* BEGIN Extracted information *

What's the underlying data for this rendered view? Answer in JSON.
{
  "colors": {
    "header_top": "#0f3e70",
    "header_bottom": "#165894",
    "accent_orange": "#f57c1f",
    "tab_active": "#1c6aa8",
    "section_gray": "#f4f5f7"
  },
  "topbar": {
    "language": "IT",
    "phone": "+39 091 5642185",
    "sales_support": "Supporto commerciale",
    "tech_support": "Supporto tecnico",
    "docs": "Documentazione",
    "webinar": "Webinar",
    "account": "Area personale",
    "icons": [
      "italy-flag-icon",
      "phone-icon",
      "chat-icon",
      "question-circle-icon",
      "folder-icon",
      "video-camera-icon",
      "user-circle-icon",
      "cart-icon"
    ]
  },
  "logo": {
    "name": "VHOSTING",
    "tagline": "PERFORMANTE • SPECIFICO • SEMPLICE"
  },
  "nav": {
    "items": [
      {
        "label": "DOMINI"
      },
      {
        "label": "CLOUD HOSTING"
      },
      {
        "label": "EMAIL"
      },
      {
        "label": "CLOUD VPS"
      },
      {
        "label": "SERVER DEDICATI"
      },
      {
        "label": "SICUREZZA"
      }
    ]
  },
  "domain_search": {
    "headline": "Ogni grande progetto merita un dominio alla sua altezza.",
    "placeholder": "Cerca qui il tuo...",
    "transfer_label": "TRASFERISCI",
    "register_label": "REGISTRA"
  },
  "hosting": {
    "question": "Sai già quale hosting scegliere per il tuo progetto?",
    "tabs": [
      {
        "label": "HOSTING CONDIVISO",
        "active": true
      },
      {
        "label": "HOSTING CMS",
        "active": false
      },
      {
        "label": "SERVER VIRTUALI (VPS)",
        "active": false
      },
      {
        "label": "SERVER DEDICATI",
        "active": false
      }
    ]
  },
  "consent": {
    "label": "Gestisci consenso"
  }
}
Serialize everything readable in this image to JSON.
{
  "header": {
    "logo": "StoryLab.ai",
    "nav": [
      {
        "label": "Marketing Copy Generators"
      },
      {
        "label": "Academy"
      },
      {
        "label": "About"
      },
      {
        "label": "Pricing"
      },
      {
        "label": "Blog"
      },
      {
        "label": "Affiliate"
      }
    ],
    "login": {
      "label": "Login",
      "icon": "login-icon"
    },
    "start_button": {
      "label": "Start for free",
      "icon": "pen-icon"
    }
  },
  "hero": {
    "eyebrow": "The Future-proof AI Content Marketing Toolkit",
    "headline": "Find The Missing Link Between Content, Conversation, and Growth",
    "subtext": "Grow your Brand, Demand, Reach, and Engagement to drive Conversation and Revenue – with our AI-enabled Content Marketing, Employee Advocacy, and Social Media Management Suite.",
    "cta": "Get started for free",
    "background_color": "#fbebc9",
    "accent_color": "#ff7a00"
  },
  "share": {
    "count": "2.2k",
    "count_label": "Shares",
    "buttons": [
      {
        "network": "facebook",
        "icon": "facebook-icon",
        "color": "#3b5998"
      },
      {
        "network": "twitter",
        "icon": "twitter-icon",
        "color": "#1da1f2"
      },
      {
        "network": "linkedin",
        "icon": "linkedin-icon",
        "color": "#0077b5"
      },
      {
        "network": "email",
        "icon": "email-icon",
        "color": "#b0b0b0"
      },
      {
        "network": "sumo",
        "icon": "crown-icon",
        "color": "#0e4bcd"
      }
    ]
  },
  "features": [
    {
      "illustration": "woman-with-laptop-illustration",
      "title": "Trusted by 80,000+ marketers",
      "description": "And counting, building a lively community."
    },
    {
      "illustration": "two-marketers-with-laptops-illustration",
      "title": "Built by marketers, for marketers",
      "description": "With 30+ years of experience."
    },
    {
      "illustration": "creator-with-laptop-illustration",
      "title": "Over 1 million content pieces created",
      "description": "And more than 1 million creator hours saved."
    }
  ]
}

* END Extracted information *

§ **What to do**: Produce an exact copy of the whole listing.

§ **Worked answer**:
What's the underlying data for this rendered view? Answer in JSON.
{
  "colors": {
    "header_top": "#0f3e70",
    "header_bottom": "#165894",
    "accent_orange": "#f57c1f",
    "tab_active": "#1c6aa8",
    "section_gray": "#f4f5f7"
  },
  "topbar": {
    "language": "IT",
    "phone": "+39 091 5642185",
    "sales_support": "Supporto commerciale",
    "tech_support": "Supporto tecnico",
    "docs": "Documentazione",
    "webinar": "Webinar",
    "account": "Area personale",
    "icons": [
      "italy-flag-icon",
      "phone-icon",
      "chat-icon",
      "question-circle-icon",
      "folder-icon",
      "video-camera-icon",
      "user-circle-icon",
      "cart-icon"
    ]
  },
  "logo": {
    "name": "VHOSTING",
    "tagline": "PERFORMANTE • SPECIFICO • SEMPLICE"
  },
  "nav": {
    "items": [
      {
        "label": "DOMINI"
      },
      {
        "label": "CLOUD HOSTING"
      },
      {
        "label": "EMAIL"
      },
      {
        "label": "CLOUD VPS"
      },
      {
        "label": "SERVER DEDICATI"
      },
      {
        "label": "SICUREZZA"
      }
    ]
  },
  "domain_search": {
    "headline": "Ogni grande progetto merita un dominio alla sua altezza.",
    "placeholder": "Cerca qui il tuo...",
    "transfer_label": "TRASFERISCI",
    "register_label": "REGISTRA"
  },
  "hosting": {
    "question": "Sai già quale hosting scegliere per il tuo progetto?",
    "tabs": [
      {
        "label": "HOSTING CONDIVISO",
        "active": true
      },
      {
        "label": "HOSTING CMS",
        "active": false
      },
      {
        "label": "SERVER VIRTUALI (VPS)",
        "active": false
      },
      {
        "label": "SERVER DEDICATI",
        "active": false
      }
    ]
  },
  "consent": {
    "label": "Gestisci consenso"
  }
}
Serialize everything readable in this image to JSON.
{
  "header": {
    "logo": "StoryLab.ai",
    "nav": [
      {
        "label": "Marketing Copy Generators"
      },
      {
        "label": "Academy"
      },
      {
        "label": "About"
      },
      {
        "label": "Pricing"
      },
      {
        "label": "Blog"
      },
      {
        "label": "Affiliate"
      }
    ],
    "login": {
      "label": "Login",
      "icon": "login-icon"
    },
    "start_button": {
      "label": "Start for free",
      "icon": "pen-icon"
    }
  },
  "hero": {
    "eyebrow": "The Future-proof AI Content Marketing Toolkit",
    "headline": "Find The Missing Link Between Content, Conversation, and Growth",
    "subtext": "Grow your Brand, Demand, Reach, and Engagement to drive Conversation and Revenue – with our AI-enabled Content Marketing, Employee Advocacy, and Social Media Management Suite.",
    "cta": "Get started for free",
    "background_color": "#fbebc9",
    "accent_color": "#ff7a00"
  },
  "share": {
    "count": "2.2k",
    "count_label": "Shares",
    "buttons": [
      {
        "network": "facebook",
        "icon": "facebook-icon",
        "color": "#3b5998"
      },
      {
        "network": "twitter",
        "icon": "twitter-icon",
        "color": "#1da1f2"
      },
      {
        "network": "linkedin",
        "icon": "linkedin-icon",
        "color": "#0077b5"
      },
      {
        "network": "email",
        "icon": "email-icon",
        "color": "#b0b0b0"
      },
      {
        "network": "sumo",
        "icon": "crown-icon",
        "color": "#0e4bcd"
      }
    ]
  },
  "features": [
    {
      "illustration": "woman-with-laptop-illustration",
      "title": "Trusted by 80,000+ marketers",
      "description": "And counting, building a lively community."
    },
    {
      "illustration": "two-marketers-with-laptops-illustration",
      "title": "Built by marketers, for marketers",
      "description": "With 30+ years of experience."
    },
    {
      "illustration": "creator-with-laptop-illustration",
      "title": "Over 1 million content pieces created",
      "description": "And more than 1 million creator hours saved."
    }
  ]
}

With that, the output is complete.